- Written instruction
Pictures aside, repeat every entry exactly.

--- Given records ---

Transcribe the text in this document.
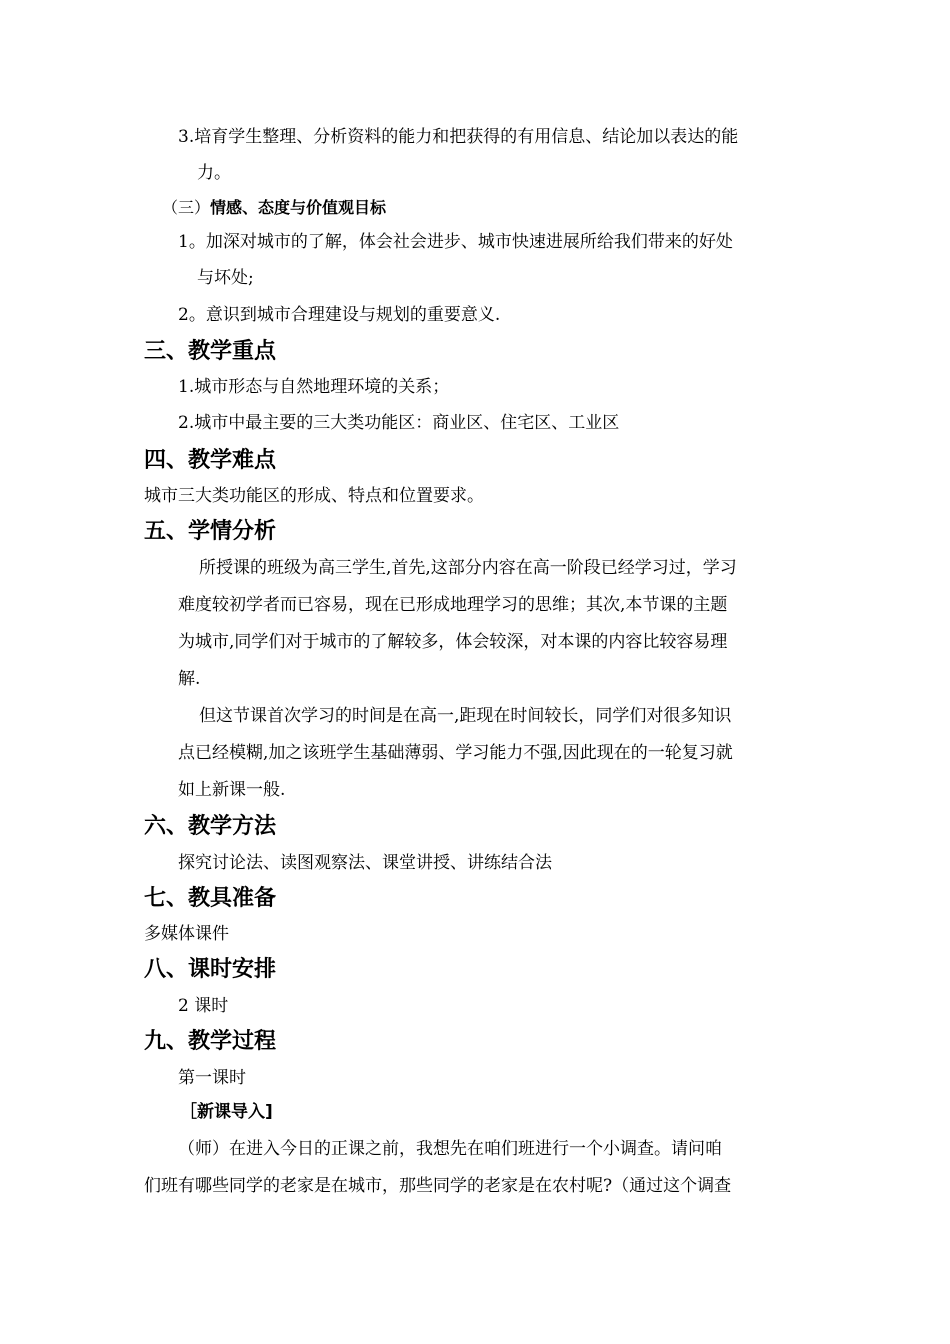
3.培育学生整理、分析资料的能力和把获得的有用信息、结论加以表达的能
力。
（三）情感、态度与价值观目标
1。加深对城市的了解，体会社会进步、城市快速进展所给我们带来的好处
与坏处;
2。意识到城市合理建设与规划的重要意义.
三、教学重点
1.城市形态与自然地理环境的关系；
2.城市中最主要的三大类功能区：商业区、住宅区、工业区
四、教学难点
城市三大类功能区的形成、特点和位置要求。
五、学情分析
所授课的班级为高三学生,首先,这部分内容在高一阶段已经学习过，学习
难度较初学者而已容易，现在已形成地理学习的思维；其次,本节课的主题
为城市,同学们对于城市的了解较多，体会较深，对本课的内容比较容易理
解.
但这节课首次学习的时间是在高一,距现在时间较长，同学们对很多知识
点已经模糊,加之该班学生基础薄弱、学习能力不强,因此现在的一轮复习就
如上新课一般.
六、教学方法
探究讨论法、读图观察法、课堂讲授、讲练结合法
七、教具准备
多媒体课件
八、课时安排
2 课时
九、教学过程
第一课时
［新课导入]
（师）在进入今日的正课之前，我想先在咱们班进行一个小调查。请问咱
们班有哪些同学的老家是在城市，那些同学的老家是在农村呢?（通过这个调查
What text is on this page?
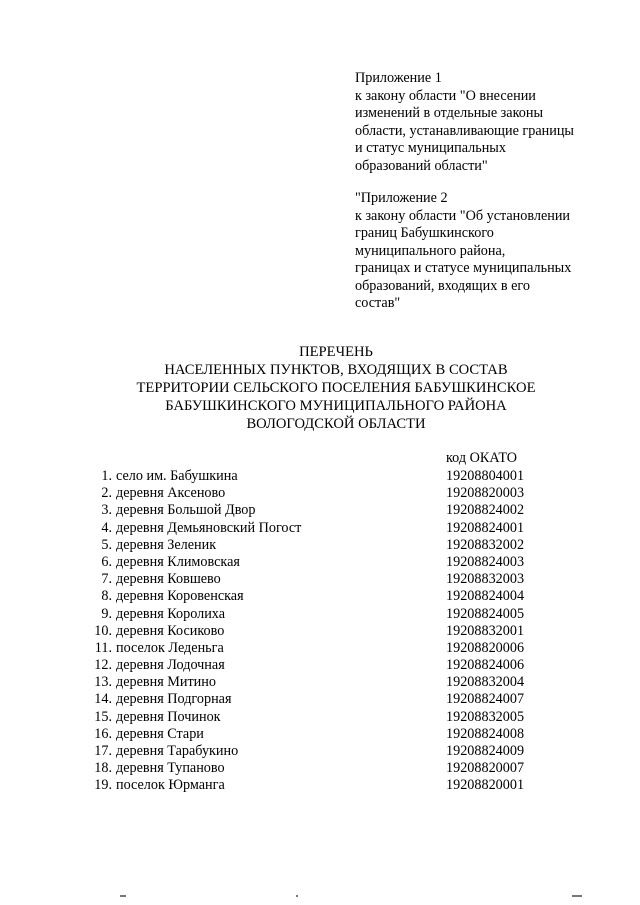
Приложение 1
к закону области "О внесении
изменений в отдельные законы
области, устанавливающие границы
и статус муниципальных
образований области"
"Приложение 2
к закону области "Об установлении
границ Бабушкинского
муниципального района,
границах и статусе муниципальных
образований, входящих в его
состав"
ПЕРЕЧЕНЬ
НАСЕЛЕННЫХ ПУНКТОВ, ВХОДЯЩИХ В СОСТАВ
ТЕРРИТОРИИ СЕЛЬСКОГО ПОСЕЛЕНИЯ БАБУШКИНСКОЕ
БАБУШКИНСКОГО МУНИЦИПАЛЬНОГО РАЙОНА
ВОЛОГОДСКОЙ ОБЛАСТИ
код ОКАТО
1. село им. Бабушкина	19208804001
2. деревня Аксеново	19208820003
3. деревня Большой Двор	19208824002
4. деревня Демьяновский Погост	19208824001
5. деревня Зеленик	19208832002
6. деревня Климовская	19208824003
7. деревня Ковшево	19208832003
8. деревня Коровенская	19208824004
9. деревня Королиха	19208824005
10. деревня Косиково	19208832001
11. поселок Леденьга	19208820006
12. деревня Лодочная	19208824006
13. деревня Митино	19208832004
14. деревня Подгорная	19208824007
15. деревня Починок	19208832005
16. деревня Стари	19208824008
17. деревня Тарабукино	19208824009
18. деревня Тупаново	19208820007
19. поселок Юрманга	19208820001
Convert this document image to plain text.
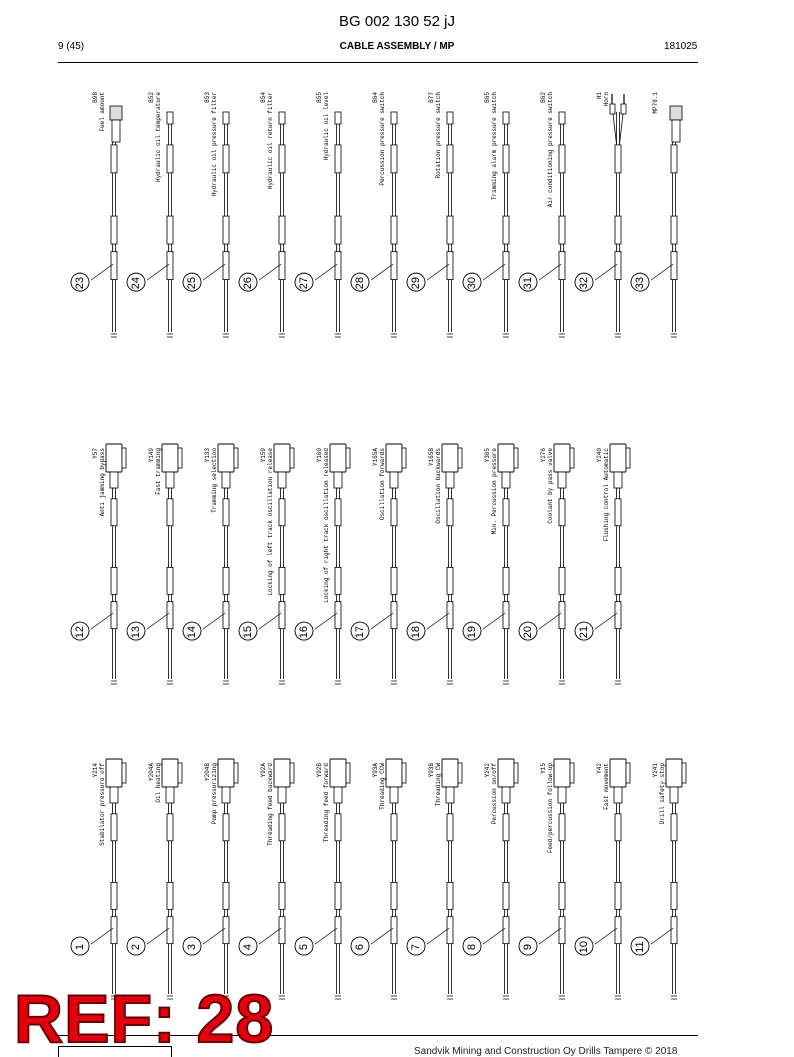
BG 002 130 52 jJ
9 (45)	CABLE ASSEMBLY / MP	181025
12
Y57 Anti jamming bypass
13
Y149 Fast tramming
14
Y133 Tramming selection
15
Y159 Locking of left track oscillation release
16
Y160 Locking of right track oscillation released
17
Y165A Oscillation forwards
18
Y165B Oscillation backwards
19
Y305 Min. Percussion pressure
20
Y276 Coolant by pass valve
21
Y240 Flushing control Automatic
1
Y214 Stabilator pressure off
2
Y204A Oil heating
3
Y204B Pump pressurizing
4
Y92A Threading feed backward
5
Y92B Threading feed forward
6
Y93A Threading CCW
7
Y93B Threading CW
8
Y242 Percussion on/off
9
Y15 Feed/percussion follow-up
10
Y42 Fast movement
11
Y241 Drill safety stop
23
B98 Fuel amount
24
B52 Hydraulic oil temperature
25
B53 Hydraulic oil pressure filter
26
B54 Hydraulic oil return filter
27
B55 Hydraulic oil level
28
B64 Percussion pressure switch
29
B77 Rotation pressure switch
30
B65 Tramming alarm pressure switch
31
B62 Air conditioning pressure switch
32
H1 Horn
33
MP78.1
Sandvik Mining and Construction Oy Drills Tampere © 2018
REF: 28
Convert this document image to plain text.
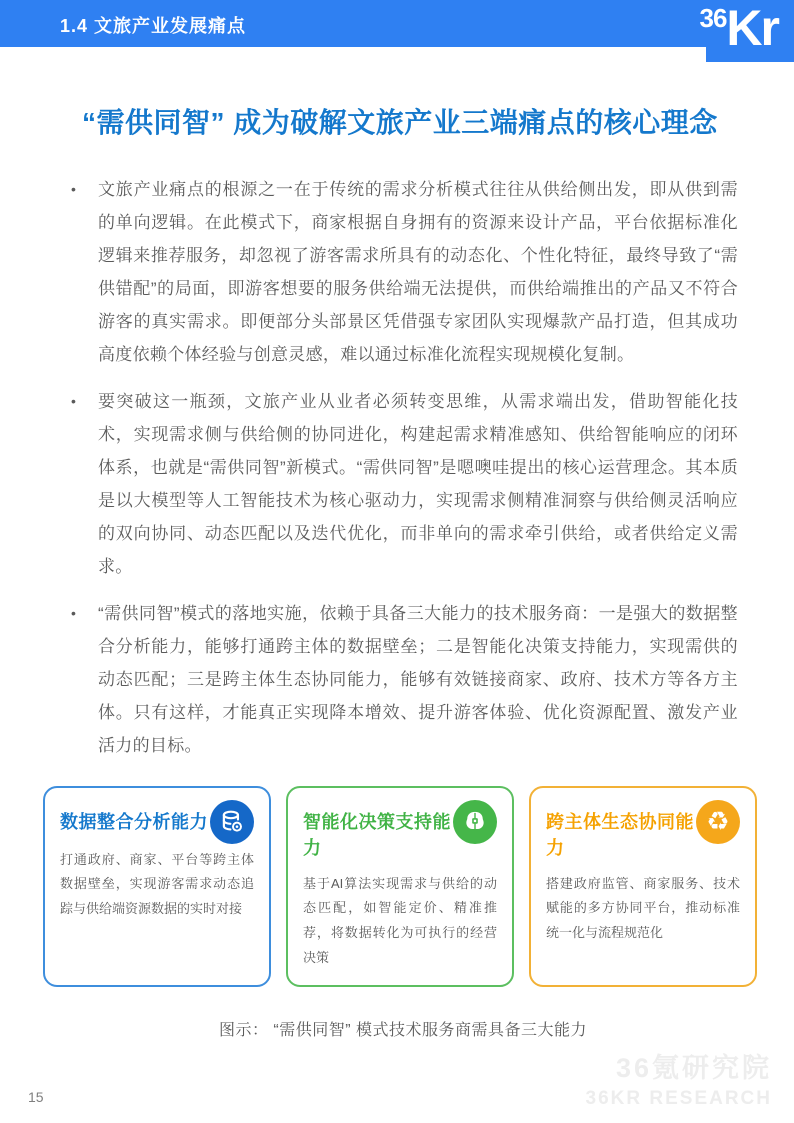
1.4 文旅产业发展痛点	36 Kr
“需供同智” 成为破解文旅产业三端痛点的核心理念
•	文旅产业痛点的根源之一在于传统的需求分析模式往往从供给侧出发，即从供到需的单向逻辑。在此模式下，商家根据自身拥有的资源来设计产品，平台依据标准化逻辑来推荐服务，却忽视了游客需求所具有的动态化、个性化特征，最终导致了“需供错配”的局面，即游客想要的服务供给端无法提供，而供给端推出的产品又不符合游客的真实需求。即便部分头部景区凭借强专家团队实现爆款产品打造，但其成功高度依赖个体经验与创意灵感，难以通过标准化流程实现规模化复制。

•	要突破这一瓶颈，文旅产业从业者必须转变思维，从需求端出发，借助智能化技术，实现需求侧与供给侧的协同进化，构建起需求精准感知、供给智能响应的闭环体系，也就是“需供同智”新模式。“需供同智”是嗯噢哇提出的核心运营理念。其本质是以大模型等人工智能技术为核心驱动力，实现需求侧精准洞察与供给侧灵活响应的双向协同、动态匹配以及迭代优化，而非单向的需求牵引供给，或者供给定义需求。

•	“需供同智”模式的落地实施，依赖于具备三大能力的技术服务商：一是强大的数据整合分析能力，能够打通跨主体的数据壁垒；二是智能化决策支持能力，实现需供的动态匹配；三是跨主体生态协同能力，能够有效链接商家、政府、技术方等各方主体。只有这样，才能真正实现降本增效、提升游客体验、优化资源配置、激发产业活力的目标。

数据整合分析能力

打通政府、商家、平台等跨主体数据壁垒，实现游客需求动态追踪与供给端资源数据的实时对接

智能化决策支持能力

基于AI算法实现需求与供给的动态匹配，如智能定价、精准推荐，将数据转化为可执行的经营决策

跨主体生态协同能力
♻

搭建政府监管、商家服务、技术赋能的多方协同平台，推动标准统一化与流程规范化

图示： “需供同智” 模式技术服务商需具备三大能力

36氪研究院
36KR RESEARCH
15
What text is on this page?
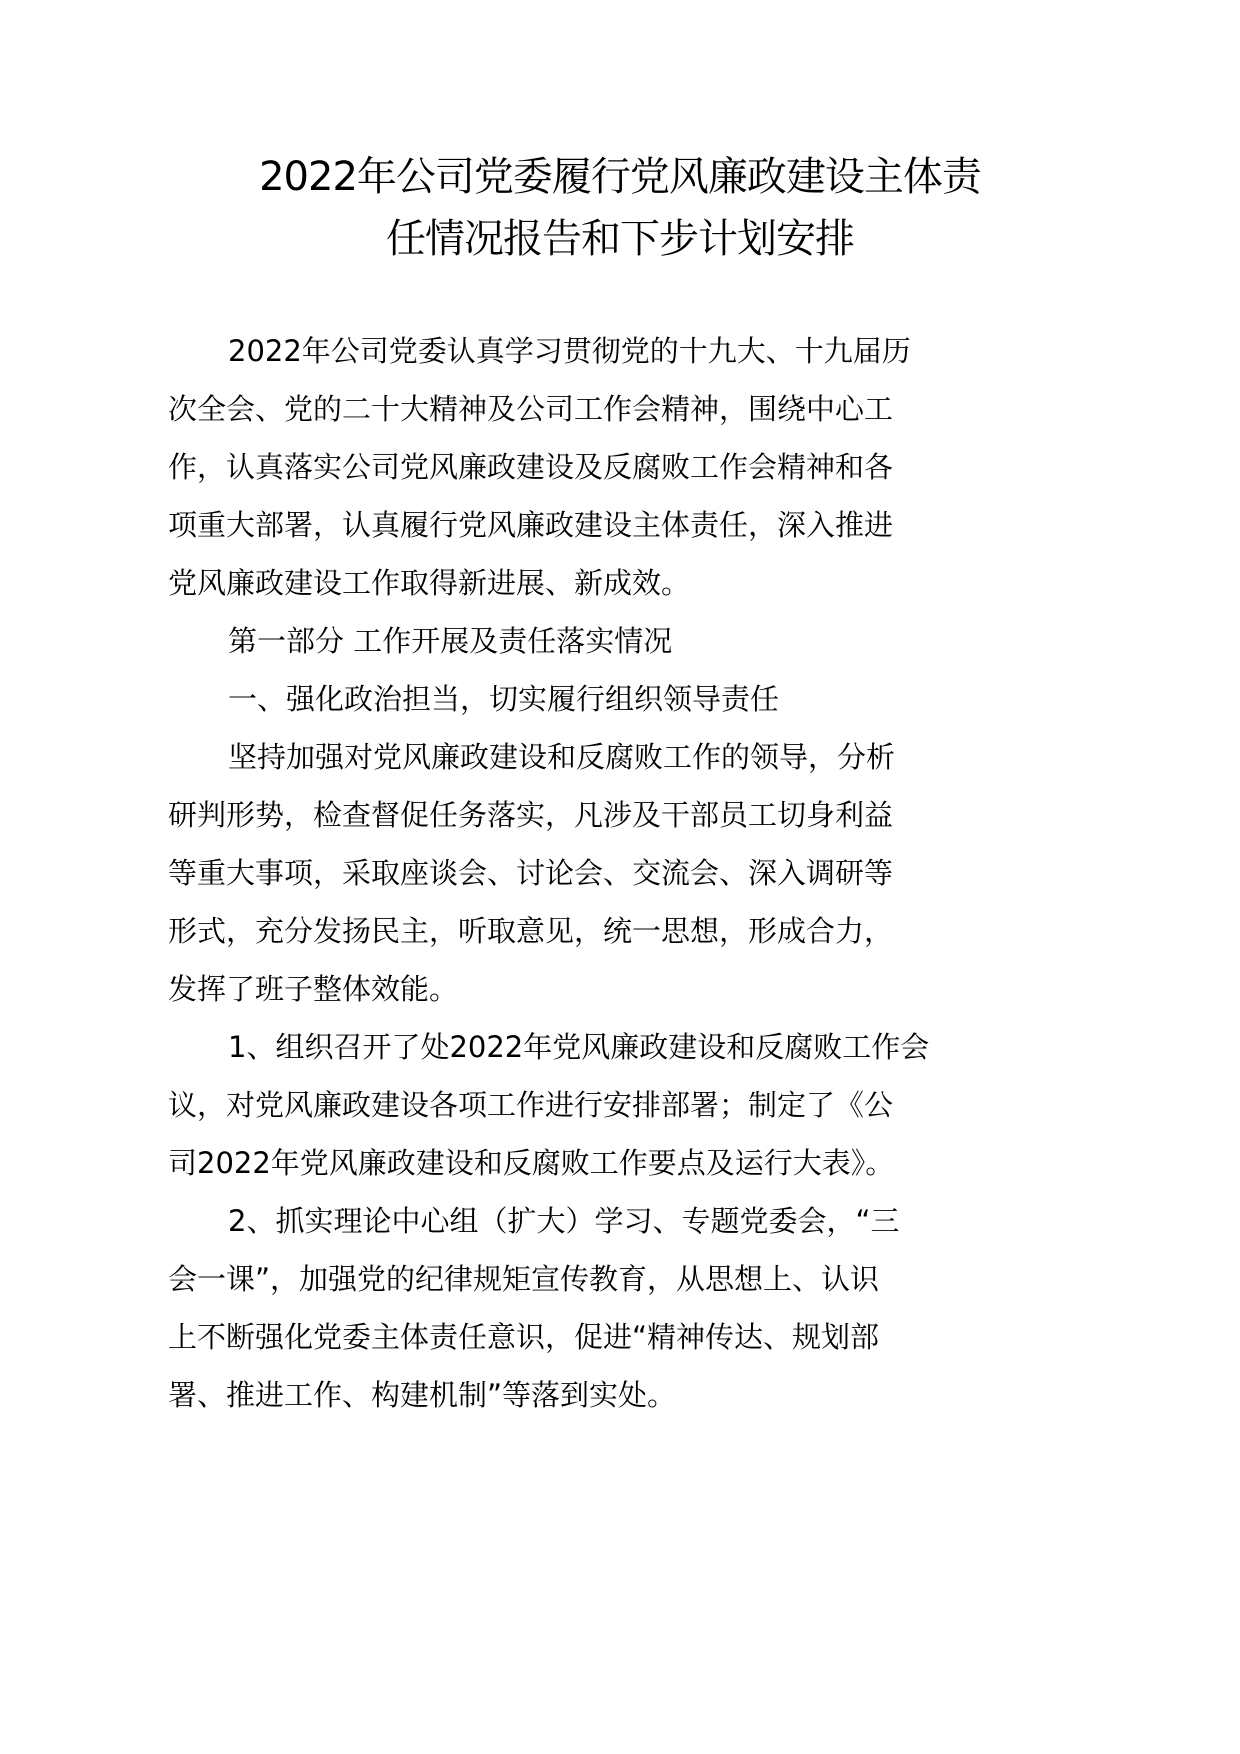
2022年公司党委履行党风廉政建设主体责
任情况报告和下步计划安排
2022年公司党委认真学习贯彻党的十九大、十九届历
次全会、党的二十大精神及公司工作会精神，围绕中心工
作，认真落实公司党风廉政建设及反腐败工作会精神和各
项重大部署，认真履行党风廉政建设主体责任，深入推进
党风廉政建设工作取得新进展、新成效。
第一部分 工作开展及责任落实情况
一、强化政治担当，切实履行组织领导责任
坚持加强对党风廉政建设和反腐败工作的领导，分析
研判形势，检查督促任务落实，凡涉及干部员工切身利益
等重大事项，采取座谈会、讨论会、交流会、深入调研等
形式，充分发扬民主，听取意见，统一思想，形成合力，
发挥了班子整体效能。
1、组织召开了处2022年党风廉政建设和反腐败工作会
议，对党风廉政建设各项工作进行安排部署；制定了《公
司2022年党风廉政建设和反腐败工作要点及运行大表》。
2、抓实理论中心组（扩大）学习、专题党委会，“三
会一课”，加强党的纪律规矩宣传教育，从思想上、认识
上不断强化党委主体责任意识，促进“精神传达、规划部
署、推进工作、构建机制”等落到实处。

---

- Written solution
Transcribe the text in this document.
3.培育学生整理、分析资料的能力和把获得的有用信息、结论加以表达的能
力。
（三）情感、态度与价值观目标
1。加深对城市的了解，体会社会进步、城市快速进展所给我们带来的好处
与坏处;
2。意识到城市合理建设与规划的重要意义.
三、教学重点
1.城市形态与自然地理环境的关系；
2.城市中最主要的三大类功能区：商业区、住宅区、工业区
四、教学难点
城市三大类功能区的形成、特点和位置要求。
五、学情分析
所授课的班级为高三学生,首先,这部分内容在高一阶段已经学习过，学习
难度较初学者而已容易，现在已形成地理学习的思维；其次,本节课的主题
为城市,同学们对于城市的了解较多，体会较深，对本课的内容比较容易理
解.
但这节课首次学习的时间是在高一,距现在时间较长，同学们对很多知识
点已经模糊,加之该班学生基础薄弱、学习能力不强,因此现在的一轮复习就
如上新课一般.
六、教学方法
探究讨论法、读图观察法、课堂讲授、讲练结合法
七、教具准备
多媒体课件
八、课时安排
2 课时
九、教学过程
第一课时
［新课导入]
（师）在进入今日的正课之前，我想先在咱们班进行一个小调查。请问咱
们班有哪些同学的老家是在城市，那些同学的老家是在农村呢?（通过这个调查
What text is on this page?
Приложение 1
к закону области "О внесении
изменений в отдельные законы
области, устанавливающие границы
и статус муниципальных
образований области"
"Приложение 2
к закону области "Об установлении
границ Бабушкинского
муниципального района,
границах и статусе муниципальных
образований, входящих в его
состав"
ПЕРЕЧЕНЬ
НАСЕЛЕННЫХ ПУНКТОВ, ВХОДЯЩИХ В СОСТАВ
ТЕРРИТОРИИ СЕЛЬСКОГО ПОСЕЛЕНИЯ БАБУШКИНСКОЕ
БАБУШКИНСКОГО МУНИЦИПАЛЬНОГО РАЙОНА
ВОЛОГОДСКОЙ ОБЛАСТИ
код ОКАТО
1. село им. Бабушкина	19208804001
2. деревня Аксеново	19208820003
3. деревня Большой Двор	19208824002
4. деревня Демьяновский Погост	19208824001
5. деревня Зеленик	19208832002
6. деревня Климовская	19208824003
7. деревня Ковшево	19208832003
8. деревня Коровенская	19208824004
9. деревня Королиха	19208824005
10. деревня Косиково	19208832001
11. поселок Леденьга	19208820006
12. деревня Лодочная	19208824006
13. деревня Митино	19208832004
14. деревня Подгорная	19208824007
15. деревня Починок	19208832005
16. деревня Стари	19208824008
17. деревня Тарабукино	19208824009
18. деревня Тупаново	19208820007
19. поселок Юрманга	19208820001
Convert this document image to plain text.
BG 002 130 52 jJ
9 (45)	CABLE ASSEMBLY / MP	181025
12
Y57 Anti jamming bypass
13
Y149 Fast tramming
14
Y133 Tramming selection
15
Y159 Locking of left track oscillation release
16
Y160 Locking of right track oscillation released
17
Y165A Oscillation forwards
18
Y165B Oscillation backwards
19
Y305 Min. Percussion pressure
20
Y276 Coolant by pass valve
21
Y240 Flushing control Automatic
1
Y214 Stabilator pressure off
2
Y204A Oil heating
3
Y204B Pump pressurizing
4
Y92A Threading feed backward
5
Y92B Threading feed forward
6
Y93A Threading CCW
7
Y93B Threading CW
8
Y242 Percussion on/off
9
Y15 Feed/percussion follow-up
10
Y42 Fast movement
11
Y241 Drill safety stop
23
B98 Fuel amount
24
B52 Hydraulic oil temperature
25
B53 Hydraulic oil pressure filter
26
B54 Hydraulic oil return filter
27
B55 Hydraulic oil level
28
B64 Percussion pressure switch
29
B77 Rotation pressure switch
30
B65 Tramming alarm pressure switch
31
B62 Air conditioning pressure switch
32
H1 Horn
33
MP78.1
Sandvik Mining and Construction Oy Drills Tampere © 2018
REF: 28
Convert this document image to plain text.
1.4 文旅产业发展痛点	36 Kr
“需供同智” 成为破解文旅产业三端痛点的核心理念
•	文旅产业痛点的根源之一在于传统的需求分析模式往往从供给侧出发，即从供到需的单向逻辑。在此模式下，商家根据自身拥有的资源来设计产品，平台依据标准化逻辑来推荐服务，却忽视了游客需求所具有的动态化、个性化特征，最终导致了“需供错配”的局面，即游客想要的服务供给端无法提供，而供给端推出的产品又不符合游客的真实需求。即便部分头部景区凭借强专家团队实现爆款产品打造，但其成功高度依赖个体经验与创意灵感，难以通过标准化流程实现规模化复制。

•	要突破这一瓶颈，文旅产业从业者必须转变思维，从需求端出发，借助智能化技术，实现需求侧与供给侧的协同进化，构建起需求精准感知、供给智能响应的闭环体系，也就是“需供同智”新模式。“需供同智”是嗯噢哇提出的核心运营理念。其本质是以大模型等人工智能技术为核心驱动力，实现需求侧精准洞察与供给侧灵活响应的双向协同、动态匹配以及迭代优化，而非单向的需求牵引供给，或者供给定义需求。

•	“需供同智”模式的落地实施，依赖于具备三大能力的技术服务商：一是强大的数据整合分析能力，能够打通跨主体的数据壁垒；二是智能化决策支持能力，实现需供的动态匹配；三是跨主体生态协同能力，能够有效链接商家、政府、技术方等各方主体。只有这样，才能真正实现降本增效、提升游客体验、优化资源配置、激发产业活力的目标。

数据整合分析能力

打通政府、商家、平台等跨主体数据壁垒，实现游客需求动态追踪与供给端资源数据的实时对接

智能化决策支持能力

基于AI算法实现需求与供给的动态匹配，如智能定价、精准推荐，将数据转化为可执行的经营决策

跨主体生态协同能力
♻

搭建政府监管、商家服务、技术赋能的多方协同平台，推动标准统一化与流程规范化

图示： “需供同智” 模式技术服务商需具备三大能力

36氪研究院
36KR RESEARCH
15
What text is on this page?
2022年公司党委履行党风廉政建设主体责
任情况报告和下步计划安排
2022年公司党委认真学习贯彻党的十九大、十九届历
次全会、党的二十大精神及公司工作会精神，围绕中心工
作，认真落实公司党风廉政建设及反腐败工作会精神和各
项重大部署，认真履行党风廉政建设主体责任，深入推进
党风廉政建设工作取得新进展、新成效。
第一部分 工作开展及责任落实情况
一、强化政治担当，切实履行组织领导责任
坚持加强对党风廉政建设和反腐败工作的领导，分析
研判形势，检查督促任务落实，凡涉及干部员工切身利益
等重大事项，采取座谈会、讨论会、交流会、深入调研等
形式，充分发扬民主，听取意见，统一思想，形成合力，
发挥了班子整体效能。
1、组织召开了处2022年党风廉政建设和反腐败工作会
议，对党风廉政建设各项工作进行安排部署；制定了《公
司2022年党风廉政建设和反腐败工作要点及运行大表》。
2、抓实理论中心组（扩大）学习、专题党委会，“三
会一课”，加强党的纪律规矩宣传教育，从思想上、认识
上不断强化党委主体责任意识，促进“精神传达、规划部
署、推进工作、构建机制”等落到实处。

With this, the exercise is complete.